Work to be completed »
Images embedded in the records are excluded; print everything else exactly as given.
* BEGIN Task material *
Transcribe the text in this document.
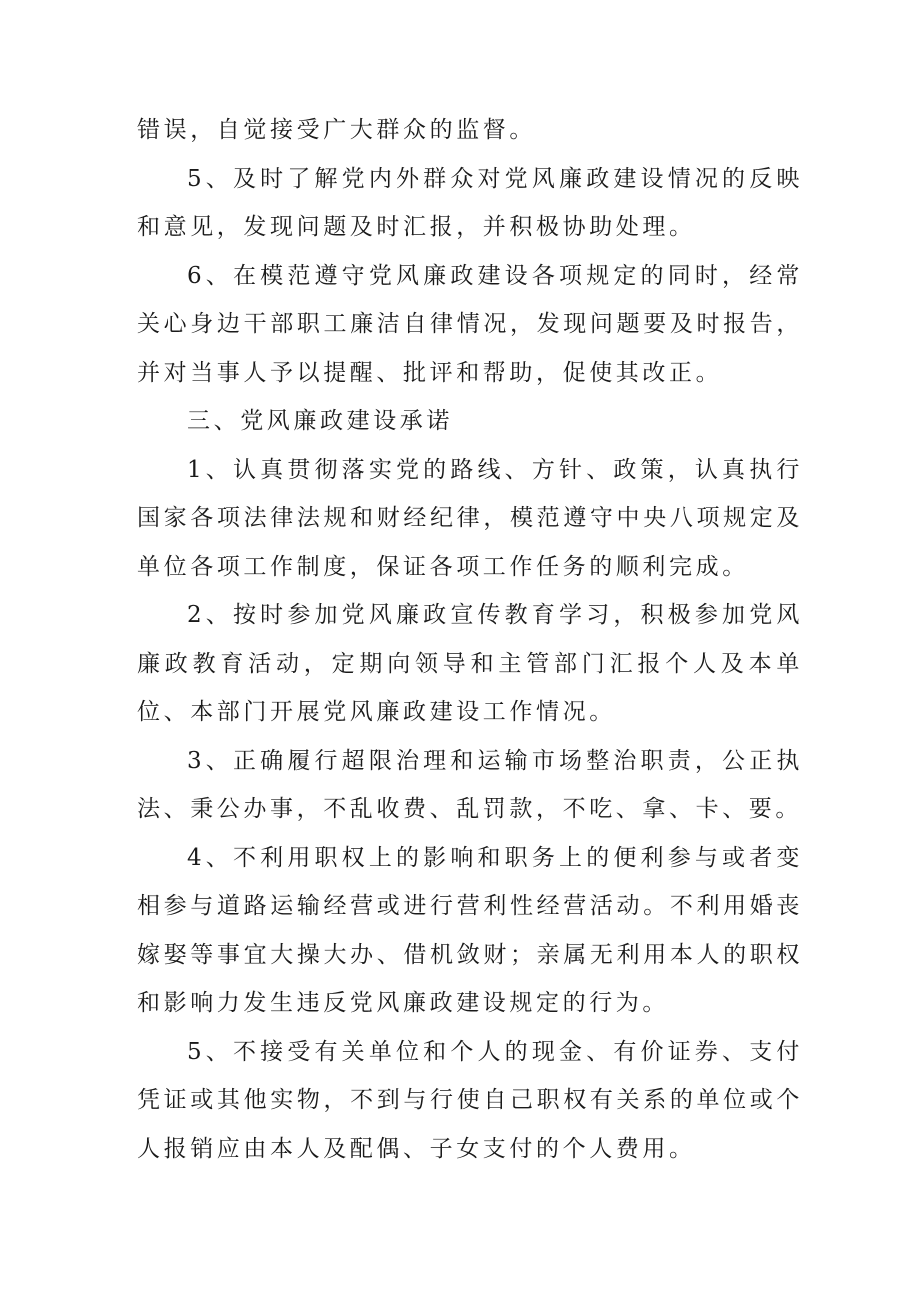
错误，自觉接受广大群众的监督。

5、及时了解党内外群众对党风廉政建设情况的反映和意见，发现问题及时汇报，并积极协助处理。

6、在模范遵守党风廉政建设各项规定的同时，经常关心身边干部职工廉洁自律情况，发现问题要及时报告，并对当事人予以提醒、批评和帮助，促使其改正。

三、党风廉政建设承诺

1、认真贯彻落实党的路线、方针、政策，认真执行国家各项法律法规和财经纪律，模范遵守中央八项规定及单位各项工作制度，保证各项工作任务的顺利完成。

2、按时参加党风廉政宣传教育学习，积极参加党风廉政教育活动，定期向领导和主管部门汇报个人及本单位、本部门开展党风廉政建设工作情况。

3、正确履行超限治理和运输市场整治职责，公正执法、秉公办事，不乱收费、乱罚款，不吃、拿、卡、要。

4、不利用职权上的影响和职务上的便利参与或者变相参与道路运输经营或进行营利性经营活动。不利用婚丧嫁娶等事宜大操大办、借机敛财；亲属无利用本人的职权和影响力发生违反党风廉政建设规定的行为。

5、不接受有关单位和个人的现金、有价证券、支付凭证或其他实物，不到与行使自己职权有关系的单位或个人报销应由本人及配偶、子女支付的个人费用。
* END Task material *
Solution to this task »
Transcribe the text in this document.
错误，自觉接受广大群众的监督。

5、及时了解党内外群众对党风廉政建设情况的反映和意见，发现问题及时汇报，并积极协助处理。

6、在模范遵守党风廉政建设各项规定的同时，经常关心身边干部职工廉洁自律情况，发现问题要及时报告，并对当事人予以提醒、批评和帮助，促使其改正。

三、党风廉政建设承诺

1、认真贯彻落实党的路线、方针、政策，认真执行国家各项法律法规和财经纪律，模范遵守中央八项规定及单位各项工作制度，保证各项工作任务的顺利完成。

2、按时参加党风廉政宣传教育学习，积极参加党风廉政教育活动，定期向领导和主管部门汇报个人及本单位、本部门开展党风廉政建设工作情况。

3、正确履行超限治理和运输市场整治职责，公正执法、秉公办事，不乱收费、乱罚款，不吃、拿、卡、要。

4、不利用职权上的影响和职务上的便利参与或者变相参与道路运输经营或进行营利性经营活动。不利用婚丧嫁娶等事宜大操大办、借机敛财；亲属无利用本人的职权和影响力发生违反党风廉政建设规定的行为。

5、不接受有关单位和个人的现金、有价证券、支付凭证或其他实物，不到与行使自己职权有关系的单位或个人报销应由本人及配偶、子女支付的个人费用。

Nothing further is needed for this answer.